_SET TASK_. Using the listing below, please gather every line containing the word "WOODBRIAR".

-- begin MATERIALS PROVIDED --

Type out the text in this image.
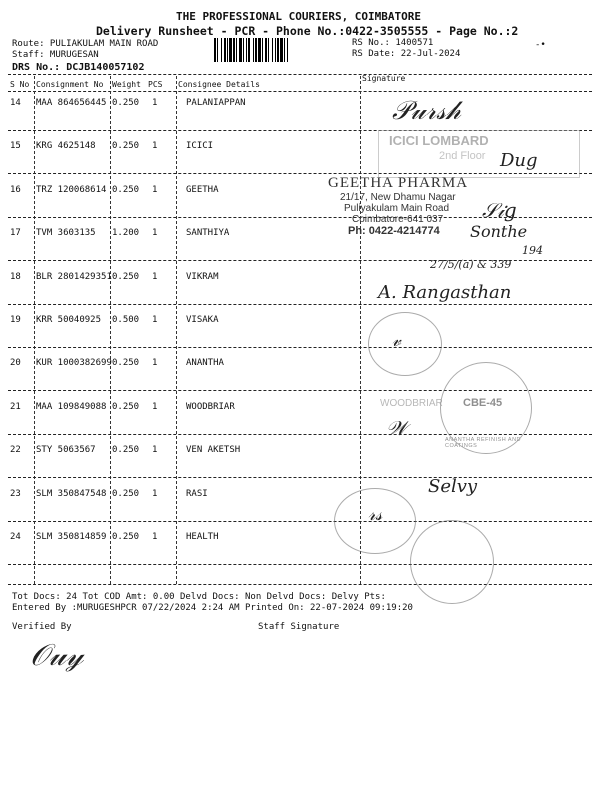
THE PROFESSIONAL COURIERS, COIMBATORE
Delivery Runsheet - PCR - Phone No.:0422-3505555 - Page No.:2
Route: PULIAKULAM MAIN ROAD
Staff: MURUGESAN
DRS No.: DCJB140057102
RS No.: 1400571
RS Date: 22-Jul-2024
-•
S No Consignment No Weight PCS Consignee Details
Signature
14 MAA 864656445 0.250 1	PALANIAPPAN
15 KRG 4625148 0.250 1	ICICI
16 TRZ 120068614 0.250 1	GEETHA
17 TVM 3603135 1.200 1	SANTHIYA
18 BLR 2801429351 0.250 1	VIKRAM
19 KRR 50040925 0.500 1	VISAKA
20 KUR 1000382699 0.250 1	ANANTHA
21 MAA 109849088 0.250 1	WOODBRIAR
22 STY 5063567 0.250 1	VEN AKETSH
23 SLM 350847548 0.250 1	RASI
24 SLM 350814859 0.250 1	HEALTH
𝒫𝓊𝓇𝓈𝒽
ICICI LOMBARD
2nd Floor Dug
GEETHA PHARMA
21/17, New Dhamu Nagar
Puliyakulam Main Road
Coimbatore-641 037
Ph: 0422-4214774
𝒮𝒾𝑔
Sonthe
194
27/5/(a) & 339
A. Rangasthan
𝓋
CBE-45
ANANTHA REFINISH AND COATINGS
WOODBRIAR
𝒲
Selvy
𝓇𝓈
Tot Docs: 24 Tot COD Amt: 0.00 Delvd Docs: Non Delvd Docs: Delvy Pts:
Entered By :MURUGESHPCR 07/22/2024 2:24 AM Printed On: 22-07-2024 09:19:20
Verified By	Staff Signature
𝒪𝓊𝓎
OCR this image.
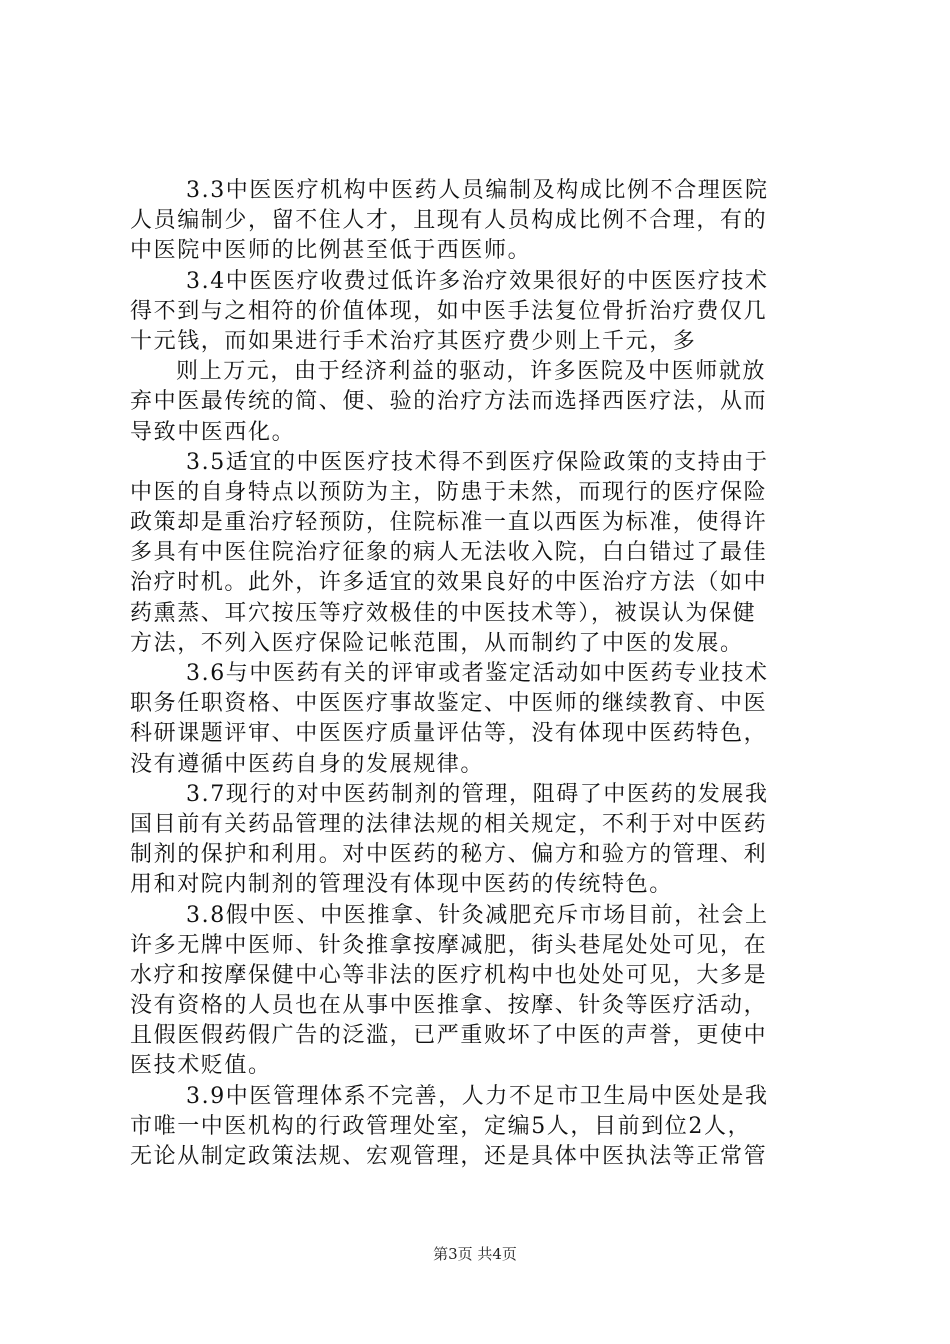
3.3中医医疗机构中医药人员编制及构成比例不合理医院
人员编制少，留不住人才，且现有人员构成比例不合理，有的
中医院中医师的比例甚至低于西医师。
3.4中医医疗收费过低许多治疗效果很好的中医医疗技术
得不到与之相符的价值体现，如中医手法复位骨折治疗费仅几
十元钱，而如果进行手术治疗其医疗费少则上千元，多
则上万元，由于经济利益的驱动，许多医院及中医师就放
弃中医最传统的简、便、验的治疗方法而选择西医疗法，从而
导致中医西化。
3.5适宜的中医医疗技术得不到医疗保险政策的支持由于
中医的自身特点以预防为主，防患于未然，而现行的医疗保险
政策却是重治疗轻预防，住院标准一直以西医为标准，使得许
多具有中医住院治疗征象的病人无法收入院，白白错过了最佳
治疗时机。此外，许多适宜的效果良好的中医治疗方法（如中
药熏蒸、耳穴按压等疗效极佳的中医技术等），被误认为保健
方法，不列入医疗保险记帐范围，从而制约了中医的发展。
3.6与中医药有关的评审或者鉴定活动如中医药专业技术
职务任职资格、中医医疗事故鉴定、中医师的继续教育、中医
科研课题评审、中医医疗质量评估等，没有体现中医药特色，
没有遵循中医药自身的发展规律。
3.7现行的对中医药制剂的管理，阻碍了中医药的发展我
国目前有关药品管理的法律法规的相关规定，不利于对中医药
制剂的保护和利用。对中医药的秘方、偏方和验方的管理、利
用和对院内制剂的管理没有体现中医药的传统特色。
3.8假中医、中医推拿、针灸减肥充斥市场目前，社会上
许多无牌中医师、针灸推拿按摩减肥，街头巷尾处处可见，在
水疗和按摩保健中心等非法的医疗机构中也处处可见，大多是
没有资格的人员也在从事中医推拿、按摩、针灸等医疗活动，
且假医假药假广告的泛滥，已严重败坏了中医的声誉，更使中
医技术贬值。
3.9中医管理体系不完善，人力不足市卫生局中医处是我
市唯一中医机构的行政管理处室，定编5人，目前到位2人，
无论从制定政策法规、宏观管理，还是具体中医执法等正常管
第3页 共4页
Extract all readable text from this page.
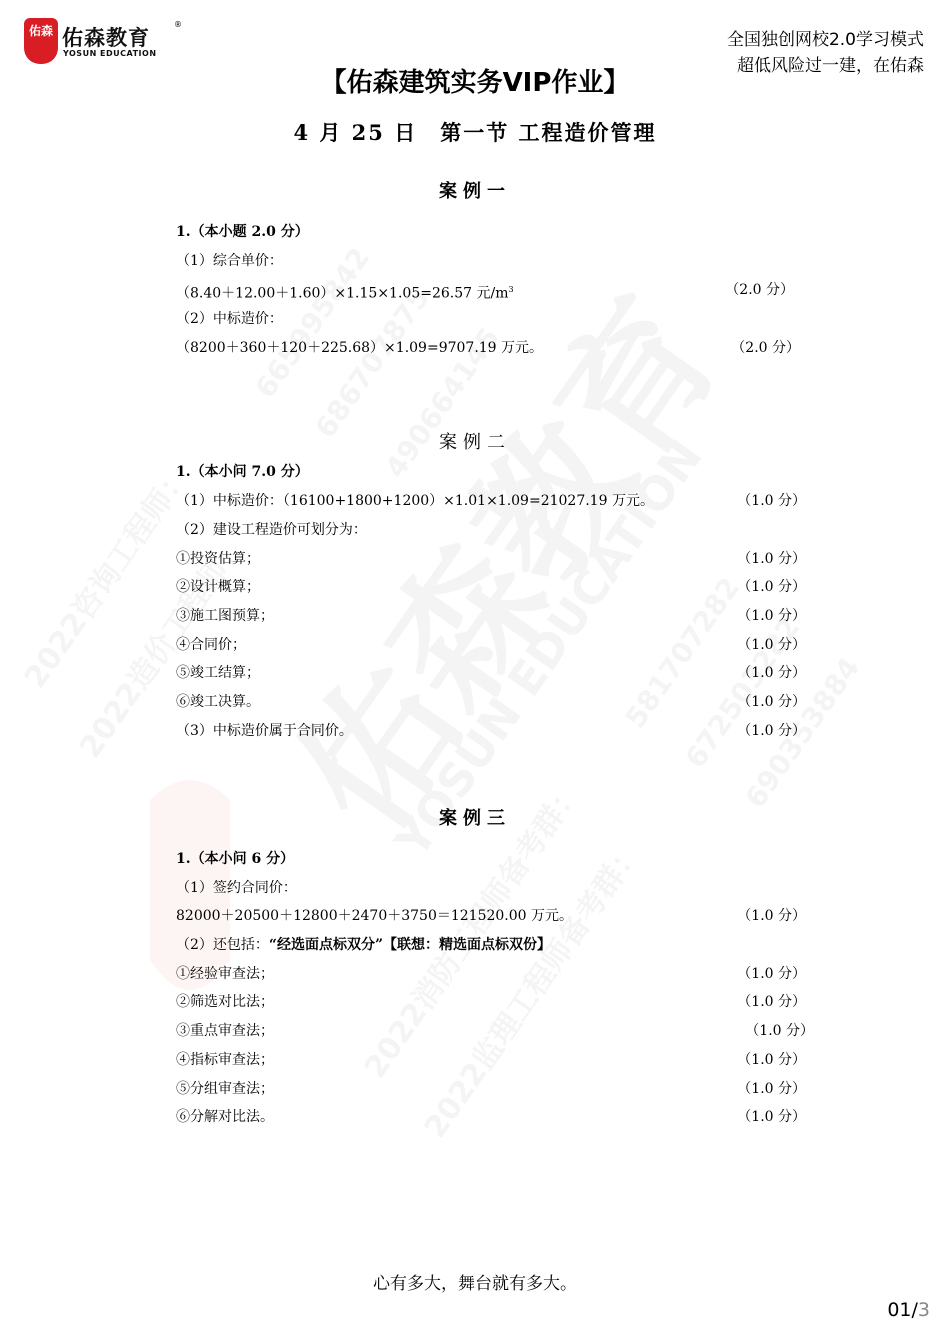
佑森 佑森教育
®
YOSUN EDUCATION
全国独创网校2.0学习模式
超低风险过一建，在佑森
【佑森建筑实务VIP作业】
4 月 25 日　第一节 工程造价管理
案例一
1.（本小题 2.0 分）
（1）综合单价：
（8.40＋12.00＋1.60）×1.15×1.05=26.57 元$/m^3$	（2.0 分）
（2）中标造价：
（8200＋360＋120＋225.68）×1.09=9707.19 万元。	（2.0 分）
案例二
1.（本小问 7.0 分）
（1）中标造价：（16100+1800+1200）×1.01×1.09=21027.19 万元。	（1.0 分）
（2）建设工程造价可划分为：
①投资估算；	（1.0 分）
②设计概算；	（1.0 分）
③施工图预算；	（1.0 分）
④合同价；	（1.0 分）
⑤竣工结算；	（1.0 分）
⑥竣工决算。	（1.0 分）
（3）中标造价属于合同价。	（1.0 分）
案例三
1.（本小问 6 分）
（1）签约合同价：
82000＋20500＋12800＋2470＋3750＝121520.00 万元。	（1.0 分）
（2）还包括：“经选面点标双分”【联想：精选面点标双份】
①经验审查法；	（1.0 分）
②筛选对比法；	（1.0 分）
③重点审查法；	（1.0 分）
④指标审查法；	（1.0 分）
⑤分组审查法；	（1.0 分）
⑥分解对比法。	（1.0 分）
心有多大，舞台就有多大。
01/3
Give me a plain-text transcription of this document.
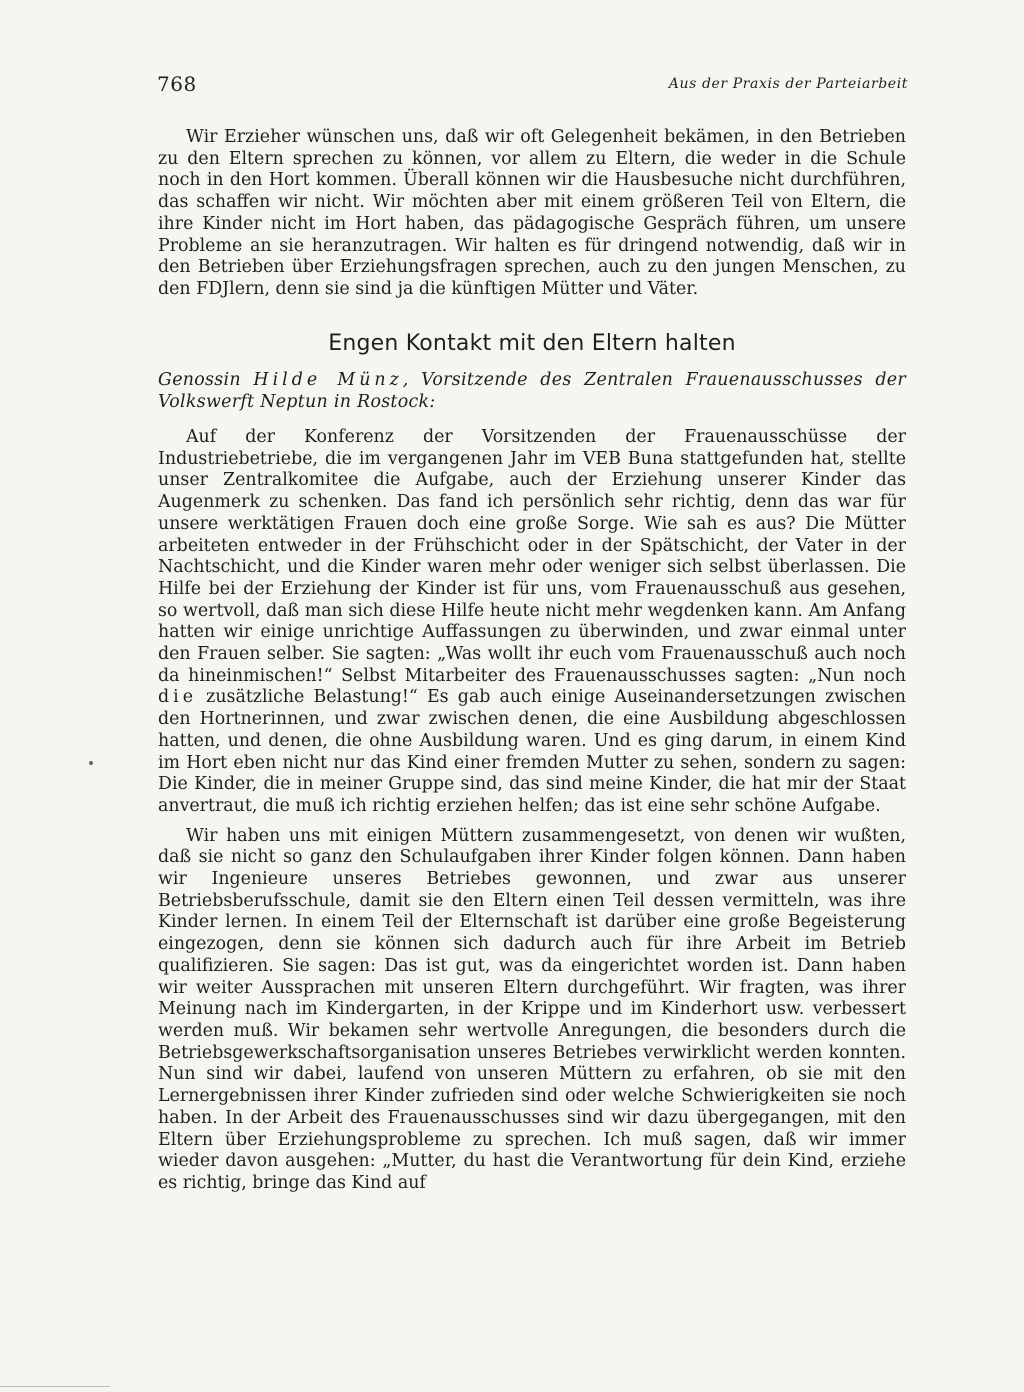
768	Aus der Praxis der Parteiarbeit

Wir Erzieher wünschen uns, daß wir oft Gelegenheit bekämen, in den Betrieben zu den Eltern sprechen zu können, vor allem zu Eltern, die weder in die Schule noch in den Hort kommen. Überall können wir die Hausbesuche nicht durchführen, das schaffen wir nicht. Wir möchten aber mit einem größeren Teil von Eltern, die ihre Kinder nicht im Hort haben, das pädagogische Gespräch führen, um unsere Probleme an sie heranzutragen. Wir halten es für dringend notwendig, daß wir in den Betrieben über Erziehungsfragen sprechen, auch zu den jungen Menschen, zu den FDJlern, denn sie sind ja die künftigen Mütter und Väter.

Engen Kontakt mit den Eltern halten
Genossin Hilde Münz, Vorsitzende des Zentralen Frauenausschusses der Volkswerft Neptun in Rostock:

Auf der Konferenz der Vorsitzenden der Frauenausschüsse der Industriebetriebe, die im vergangenen Jahr im VEB Buna stattgefunden hat, stellte unser Zentralkomitee die Aufgabe, auch der Erziehung unserer Kinder das Augenmerk zu schenken. Das fand ich persönlich sehr richtig, denn das war für unsere werktätigen Frauen doch eine große Sorge. Wie sah es aus? Die Mütter arbeiteten entweder in der Frühschicht oder in der Spätschicht, der Vater in der Nachtschicht, und die Kinder waren mehr oder weniger sich selbst überlassen. Die Hilfe bei der Erziehung der Kinder ist für uns, vom Frauenausschuß aus gesehen, so wertvoll, daß man sich diese Hilfe heute nicht mehr wegdenken kann. Am Anfang hatten wir einige unrichtige Auffassungen zu überwinden, und zwar einmal unter den Frauen selber. Sie sagten: „Was wollt ihr euch vom Frauenausschuß auch noch da hineinmischen!“ Selbst Mitarbeiter des Frauenausschusses sagten: „Nun noch die zusätzliche Belastung!“ Es gab auch einige Auseinandersetzungen zwischen den Hortnerinnen, und zwar zwischen denen, die eine Ausbildung abgeschlossen hatten, und denen, die ohne Ausbildung waren. Und es ging darum, in einem Kind im Hort eben nicht nur das Kind einer fremden Mutter zu sehen, sondern zu sagen: Die Kinder, die in meiner Gruppe sind, das sind meine Kinder, die hat mir der Staat anvertraut, die muß ich richtig erziehen helfen; das ist eine sehr schöne Aufgabe.

Wir haben uns mit einigen Müttern zusammengesetzt, von denen wir wußten, daß sie nicht so ganz den Schulaufgaben ihrer Kinder folgen können. Dann haben wir Ingenieure unseres Betriebes gewonnen, und zwar aus unserer Betriebsberufsschule, damit sie den Eltern einen Teil dessen vermitteln, was ihre Kinder lernen. In einem Teil der Elternschaft ist darüber eine große Begeisterung eingezogen, denn sie können sich dadurch auch für ihre Arbeit im Betrieb qualifizieren. Sie sagen: Das ist gut, was da eingerichtet worden ist. Dann haben wir weiter Aussprachen mit unseren Eltern durchgeführt. Wir fragten, was ihrer Meinung nach im Kindergarten, in der Krippe und im Kinderhort usw. verbessert werden muß. Wir bekamen sehr wertvolle Anregungen, die besonders durch die Betriebsgewerkschaftsorganisation unseres Betriebes verwirklicht werden konnten. Nun sind wir dabei, laufend von unseren Müttern zu erfahren, ob sie mit den Lernergebnissen ihrer Kinder zufrieden sind oder welche Schwierigkeiten sie noch haben. In der Arbeit des Frauenausschusses sind wir dazu übergegangen, mit den Eltern über Erziehungsprobleme zu sprechen. Ich muß sagen, daß wir immer wieder davon ausgehen: „Mutter, du hast die Verantwortung für dein Kind, erziehe es richtig, bringe das Kind auf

-- end MATERIALS PROVIDED --

_OUTPUT FOR THIS TASK_.
21 MAA 109849088 0.250 1	WOODBRIAR
WOODBRIAR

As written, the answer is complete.